<<<<

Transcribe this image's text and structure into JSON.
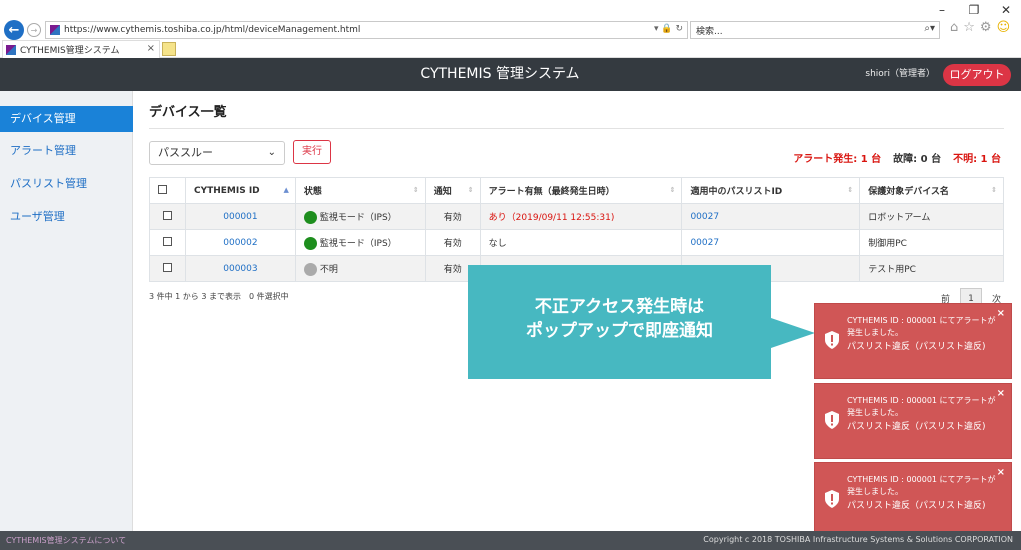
{
  "browser": {
    "url": "https://www.cythemis.toshiba.co.jp/html/deviceManagement.html",
    "search_placeholder": "検索...",
    "tab_title": "CYTHEMIS管理システム"
  },
  "header": {
    "title": "CYTHEMIS 管理システム",
    "user": "shiori（管理者）",
    "logout": "ログアウト"
  },
  "sidebar": {
    "items": [
      {
        "label": "デバイス管理"
      },
      {
        "label": "アラート管理"
      },
      {
        "label": "パスリスト管理"
      },
      {
        "label": "ユーザ管理"
      }
    ]
  },
  "main": {
    "title": "デバイス一覧",
    "select_value": "パススルー",
    "exec_label": "実行",
    "stats": {
      "alert": "アラート発生: 1 台",
      "fault": "故障: 0 台",
      "unknown": "不明: 1 台"
    },
    "columns": [
      "CYTHEMIS ID",
      "状態",
      "通知",
      "アラート有無（最終発生日時）",
      "適用中のパスリストID",
      "保護対象デバイス名"
    ],
    "rows": [
      {
        "id": "000001",
        "status": "監視モード（IPS）",
        "notify": "有効",
        "alert": "あり（2019/09/11 12:55:31)",
        "passlist": "00027",
        "device": "ロボットアーム"
      },
      {
        "id": "000002",
        "status": "監視モード（IPS）",
        "notify": "有効",
        "alert": "なし",
        "passlist": "00027",
        "device": "制御用PC"
      },
      {
        "id": "000003",
        "status": "不明",
        "notify": "有効",
        "alert": "",
        "passlist": "",
        "device": "テスト用PC"
      }
    ],
    "page_info": "3 件中 1 から 3 まで表示　0 件選択中",
    "pager": {
      "prev": "前",
      "current": "1",
      "next": "次"
    }
  },
  "callout": {
    "line1": "不正アクセス発生時は",
    "line2": "ポップアップで即座通知"
  },
  "toasts": [
    {
      "message": "CYTHEMIS ID : 000001 にてアラートが発生しました。",
      "detail": "パスリスト違反（パスリスト違反)",
      "close": "×"
    },
    {
      "message": "CYTHEMIS ID : 000001 にてアラートが発生しました。",
      "detail": "パスリスト違反（パスリスト違反)",
      "close": "×"
    },
    {
      "message": "CYTHEMIS ID : 000001 にてアラートが発生しました。",
      "detail": "パスリスト違反（パスリスト違反)",
      "close": "×"
    }
  ],
  "footer": {
    "about": "CYTHEMIS管理システムについて",
    "copyright": "Copyright c 2018 TOSHIBA Infrastructure Systems & Solutions CORPORATION"
  },
  "colors": {
    "header_bg": "#343a40",
    "logout": "#dc3545",
    "sidebar_active": "#1a82d8",
    "callout": "#47b8c1",
    "toast": "#d05656",
    "status_ok": "#1e8e1e",
    "status_unknown": "#aaaaaa"
  }
}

>>>>

What the exercise asks
Copy every line of the data exactly as written, excluding the pictures.

Solution for this problem
Transcribe this image's text and structure into JSON.
{
  "browser": {
    "url": "https://www.cythemis.toshiba.co.jp/html/deviceManagement.html",
    "search_placeholder": "検索...",
    "tab_title": "CYTHEMIS管理システム"
  },
  "header": {
    "title": "CYTHEMIS 管理システム",
    "user": "shiori（管理者）",
    "logout": "ログアウト"
  },
  "sidebar": {
    "items": [
      {
        "label": "デバイス管理"
      },
      {
        "label": "アラート管理"
      },
      {
        "label": "パスリスト管理"
      },
      {
        "label": "ユーザ管理"
      }
    ]
  },
  "main": {
    "title": "デバイス一覧",
    "select_value": "パススルー",
    "exec_label": "実行",
    "stats": {
      "alert": "アラート発生: 1 台",
      "fault": "故障: 0 台",
      "unknown": "不明: 1 台"
    },
    "columns": [
      "CYTHEMIS ID",
      "状態",
      "通知",
      "アラート有無（最終発生日時）",
      "適用中のパスリストID",
      "保護対象デバイス名"
    ],
    "rows": [
      {
        "id": "000001",
        "status": "監視モード（IPS）",
        "notify": "有効",
        "alert": "あり（2019/09/11 12:55:31)",
        "passlist": "00027",
        "device": "ロボットアーム"
      },
      {
        "id": "000002",
        "status": "監視モード（IPS）",
        "notify": "有効",
        "alert": "なし",
        "passlist": "00027",
        "device": "制御用PC"
      },
      {
        "id": "000003",
        "status": "不明",
        "notify": "有効",
        "alert": "",
        "passlist": "",
        "device": "テスト用PC"
      }
    ],
    "page_info": "3 件中 1 から 3 まで表示　0 件選択中",
    "pager": {
      "prev": "前",
      "current": "1",
      "next": "次"
    }
  },
  "callout": {
    "line1": "不正アクセス発生時は",
    "line2": "ポップアップで即座通知"
  },
  "toasts": [
    {
      "message": "CYTHEMIS ID : 000001 にてアラートが発生しました。",
      "detail": "パスリスト違反（パスリスト違反)",
      "close": "×"
    },
    {
      "message": "CYTHEMIS ID : 000001 にてアラートが発生しました。",
      "detail": "パスリスト違反（パスリスト違反)",
      "close": "×"
    },
    {
      "message": "CYTHEMIS ID : 000001 にてアラートが発生しました。",
      "detail": "パスリスト違反（パスリスト違反)",
      "close": "×"
    }
  ],
  "footer": {
    "about": "CYTHEMIS管理システムについて",
    "copyright": "Copyright c 2018 TOSHIBA Infrastructure Systems & Solutions CORPORATION"
  },
  "colors": {
    "header_bg": "#343a40",
    "logout": "#dc3545",
    "sidebar_active": "#1a82d8",
    "callout": "#47b8c1",
    "toast": "#d05656",
    "status_ok": "#1e8e1e",
    "status_unknown": "#aaaaaa"
  }
}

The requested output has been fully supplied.